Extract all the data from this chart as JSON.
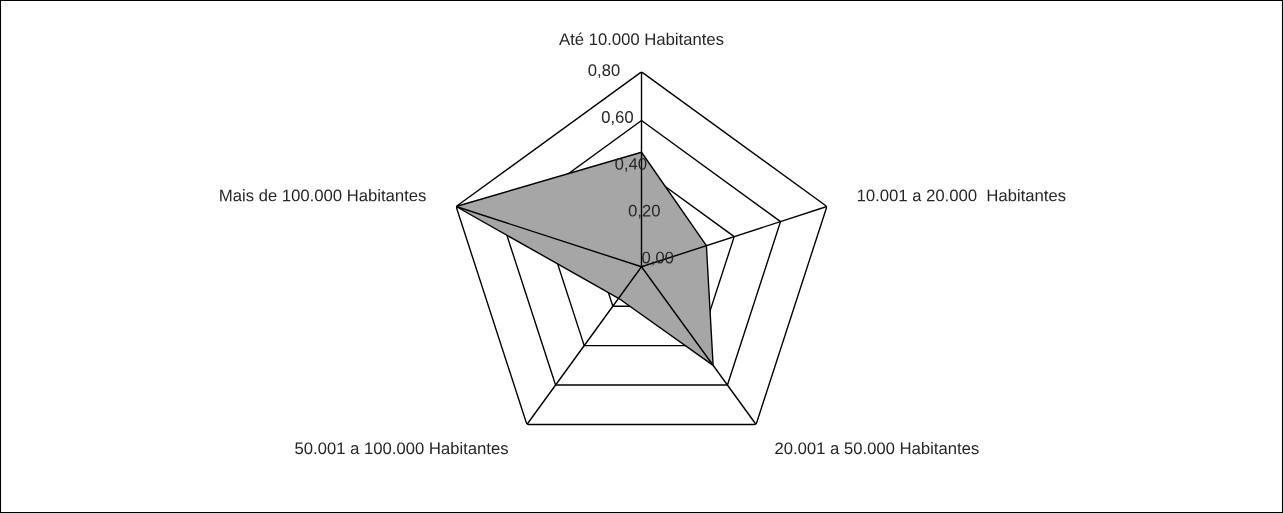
{
  "chart_data": {
    "type": "radar",
    "categories": [
      "Até 10.000 Habitantes",
      "10.001 a 20.000  Habitantes",
      "20.001 a 50.000 Habitantes",
      "50.001 a 100.000 Habitantes",
      "Mais de 100.000 Habitantes"
    ],
    "series": [
      {
        "color": "#a6a6a6",
        "values": [
          0.47,
          0.28,
          0.5,
          0.16,
          0.8
        ]
      }
    ],
    "ylim": [
      0,
      0.8
    ],
    "yticks": [
      {
        "value": 0,
        "label": "0,00"
      },
      {
        "value": 0.2,
        "label": "0,20"
      },
      {
        "value": 0.4,
        "label": "0,40"
      },
      {
        "value": 0.6,
        "label": "0,60"
      },
      {
        "value": 0.8,
        "label": "0,80"
      }
    ],
    "grid": true
  }
}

*Do this*: Give back all entries exactly. No pictures belong in the copy.

*Task result*:
Extract all the data from this chart as JSON.
{
  "chart_data": {
    "type": "radar",
    "categories": [
      "Até 10.000 Habitantes",
      "10.001 a 20.000  Habitantes",
      "20.001 a 50.000 Habitantes",
      "50.001 a 100.000 Habitantes",
      "Mais de 100.000 Habitantes"
    ],
    "series": [
      {
        "color": "#a6a6a6",
        "values": [
          0.47,
          0.28,
          0.5,
          0.16,
          0.8
        ]
      }
    ],
    "ylim": [
      0,
      0.8
    ],
    "yticks": [
      {
        "value": 0,
        "label": "0,00"
      },
      {
        "value": 0.2,
        "label": "0,20"
      },
      {
        "value": 0.4,
        "label": "0,40"
      },
      {
        "value": 0.6,
        "label": "0,60"
      },
      {
        "value": 0.8,
        "label": "0,80"
      }
    ],
    "grid": true
  }
}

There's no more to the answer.